Problem to solve - Leave the pictures out, and retype all of the material exactly as written.

## start Listed entries

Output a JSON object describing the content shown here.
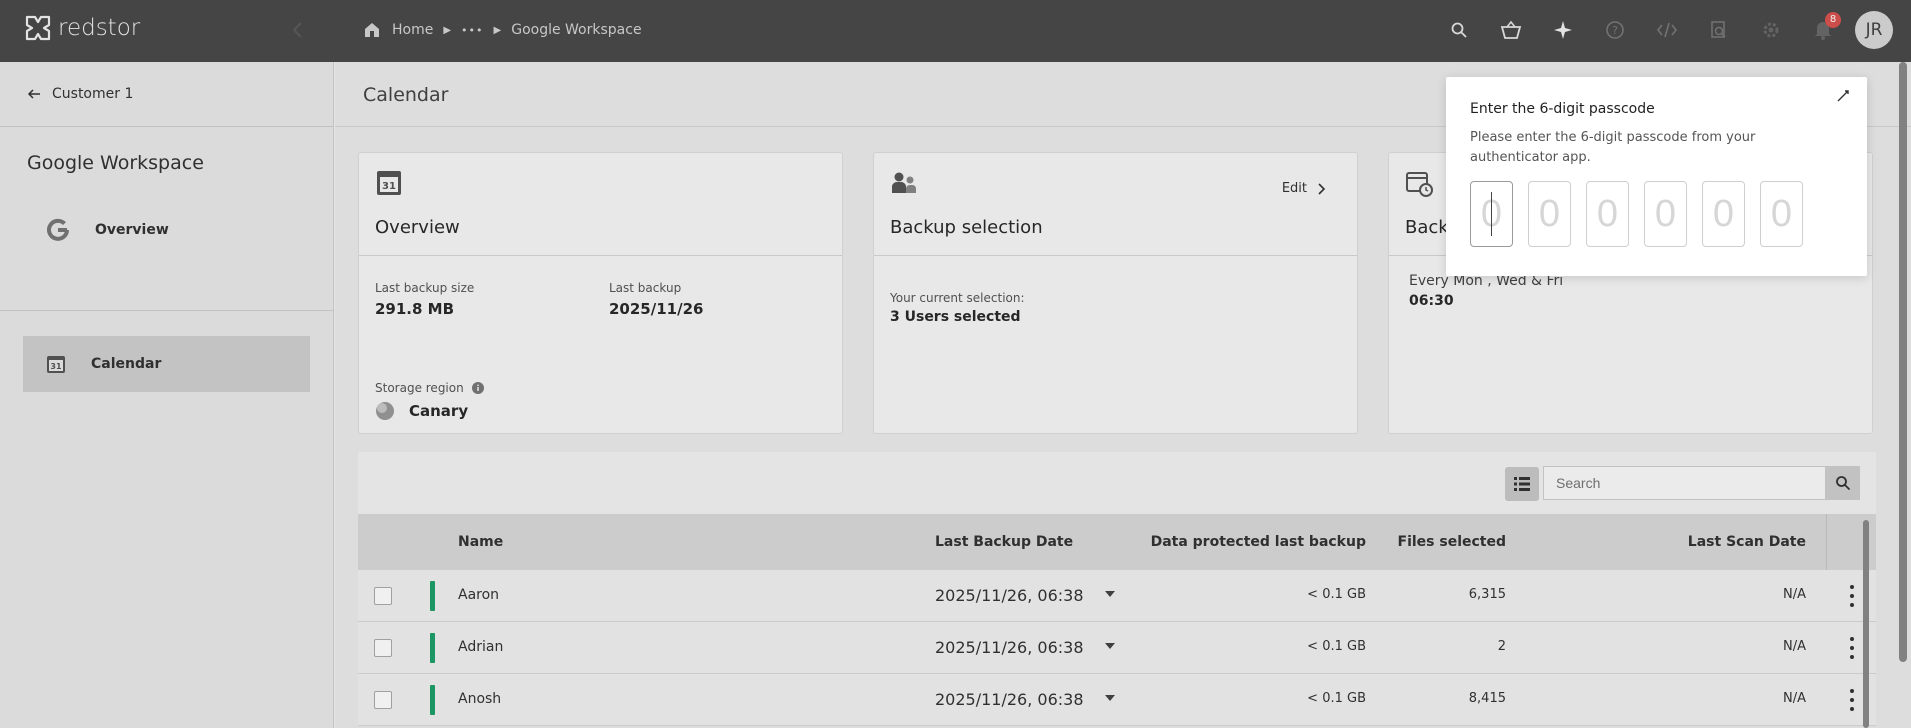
{
  "app": {
    "name": "redstor"
  },
  "header": {
    "breadcrumbs": [
      "Home",
      "•••",
      "Google Workspace"
    ],
    "notifications_count": "8",
    "user_initials": "JR",
    "icons": [
      "search-icon",
      "basket-icon",
      "sparkle-icon",
      "help-icon",
      "code-icon",
      "search-document-icon",
      "gear-icon",
      "bell-icon"
    ]
  },
  "sidebar": {
    "back_label": "Customer 1",
    "title": "Google Workspace",
    "items": [
      {
        "label": "Overview",
        "icon": "google-icon",
        "active": false
      },
      {
        "label": "Calendar",
        "icon": "calendar-icon",
        "active": true
      }
    ]
  },
  "main": {
    "page_title": "Calendar",
    "overview_card": {
      "title": "Overview",
      "last_backup_size_label": "Last backup size",
      "last_backup_size": "291.8 MB",
      "last_backup_label": "Last backup",
      "last_backup": "2025/11/26",
      "storage_region_label": "Storage region",
      "storage_region": "Canary"
    },
    "selection_card": {
      "title": "Backup selection",
      "edit_label": "Edit",
      "current_label": "Your current selection:",
      "current_value": "3 Users selected"
    },
    "schedule_card": {
      "title": "Back",
      "schedule_days": "Every Mon , Wed & Fri",
      "schedule_time": "06:30"
    },
    "search": {
      "placeholder": "Search"
    },
    "table": {
      "columns": {
        "name": "Name",
        "last_backup_date": "Last Backup Date",
        "data_protected": "Data protected last backup",
        "files_selected": "Files selected",
        "last_scan_date": "Last Scan Date"
      },
      "rows": [
        {
          "name": "Aaron",
          "last_backup": "2025/11/26, 06:38",
          "data": "< 0.1 GB",
          "files": "6,315",
          "scan": "N/A"
        },
        {
          "name": "Adrian",
          "last_backup": "2025/11/26, 06:38",
          "data": "< 0.1 GB",
          "files": "2",
          "scan": "N/A"
        },
        {
          "name": "Anosh",
          "last_backup": "2025/11/26, 06:38",
          "data": "< 0.1 GB",
          "files": "8,415",
          "scan": "N/A"
        }
      ]
    }
  },
  "modal": {
    "title": "Enter the 6-digit passcode",
    "description": "Please enter the 6-digit passcode from your authenticator app.",
    "digit_placeholders": [
      "0",
      "0",
      "0",
      "0",
      "0",
      "0"
    ]
  },
  "colors": {
    "topbar": "#4a4a4a",
    "status_ok": "#1ea06a",
    "badge": "#d9534f"
  }
}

## end Listed entries

Result -
Output a JSON object describing the content shown here.
{
  "app": {
    "name": "redstor"
  },
  "header": {
    "breadcrumbs": [
      "Home",
      "•••",
      "Google Workspace"
    ],
    "notifications_count": "8",
    "user_initials": "JR",
    "icons": [
      "search-icon",
      "basket-icon",
      "sparkle-icon",
      "help-icon",
      "code-icon",
      "search-document-icon",
      "gear-icon",
      "bell-icon"
    ]
  },
  "sidebar": {
    "back_label": "Customer 1",
    "title": "Google Workspace",
    "items": [
      {
        "label": "Overview",
        "icon": "google-icon",
        "active": false
      },
      {
        "label": "Calendar",
        "icon": "calendar-icon",
        "active": true
      }
    ]
  },
  "main": {
    "page_title": "Calendar",
    "overview_card": {
      "title": "Overview",
      "last_backup_size_label": "Last backup size",
      "last_backup_size": "291.8 MB",
      "last_backup_label": "Last backup",
      "last_backup": "2025/11/26",
      "storage_region_label": "Storage region",
      "storage_region": "Canary"
    },
    "selection_card": {
      "title": "Backup selection",
      "edit_label": "Edit",
      "current_label": "Your current selection:",
      "current_value": "3 Users selected"
    },
    "schedule_card": {
      "title": "Back",
      "schedule_days": "Every Mon , Wed & Fri",
      "schedule_time": "06:30"
    },
    "search": {
      "placeholder": "Search"
    },
    "table": {
      "columns": {
        "name": "Name",
        "last_backup_date": "Last Backup Date",
        "data_protected": "Data protected last backup",
        "files_selected": "Files selected",
        "last_scan_date": "Last Scan Date"
      },
      "rows": [
        {
          "name": "Aaron",
          "last_backup": "2025/11/26, 06:38",
          "data": "< 0.1 GB",
          "files": "6,315",
          "scan": "N/A"
        },
        {
          "name": "Adrian",
          "last_backup": "2025/11/26, 06:38",
          "data": "< 0.1 GB",
          "files": "2",
          "scan": "N/A"
        },
        {
          "name": "Anosh",
          "last_backup": "2025/11/26, 06:38",
          "data": "< 0.1 GB",
          "files": "8,415",
          "scan": "N/A"
        }
      ]
    }
  },
  "modal": {
    "title": "Enter the 6-digit passcode",
    "description": "Please enter the 6-digit passcode from your authenticator app.",
    "digit_placeholders": [
      "0",
      "0",
      "0",
      "0",
      "0",
      "0"
    ]
  },
  "colors": {
    "topbar": "#4a4a4a",
    "status_ok": "#1ea06a",
    "badge": "#d9534f"
  }
}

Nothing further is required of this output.